SET PROBLEM
Would you retype all of these records exactly?

INFORMATION SHOWN
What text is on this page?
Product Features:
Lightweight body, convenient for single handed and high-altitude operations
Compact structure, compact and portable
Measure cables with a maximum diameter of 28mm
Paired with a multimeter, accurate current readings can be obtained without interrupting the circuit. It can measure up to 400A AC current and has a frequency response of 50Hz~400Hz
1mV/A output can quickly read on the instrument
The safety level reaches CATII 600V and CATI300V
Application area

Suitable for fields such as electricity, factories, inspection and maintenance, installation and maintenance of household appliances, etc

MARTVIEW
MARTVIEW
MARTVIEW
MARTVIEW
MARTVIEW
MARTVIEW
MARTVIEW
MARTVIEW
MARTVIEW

SOLUTION TO THE EXERCISE
What text is on this page?
Product Features:
Lightweight body, convenient for single handed and high-altitude operations
Compact structure, compact and portable
Measure cables with a maximum diameter of 28mm
Paired with a multimeter, accurate current readings can be obtained without interrupting the circuit. It can measure up to 400A AC current and has a frequency response of 50Hz~400Hz
1mV/A output can quickly read on the instrument
The safety level reaches CATII 600V and CATI300V
Application area

Suitable for fields such as electricity, factories, inspection and maintenance, installation and maintenance of household appliances, etc

MARTVIEW
MARTVIEW
MARTVIEW
MARTVIEW
MARTVIEW
MARTVIEW
MARTVIEW
MARTVIEW
MARTVIEW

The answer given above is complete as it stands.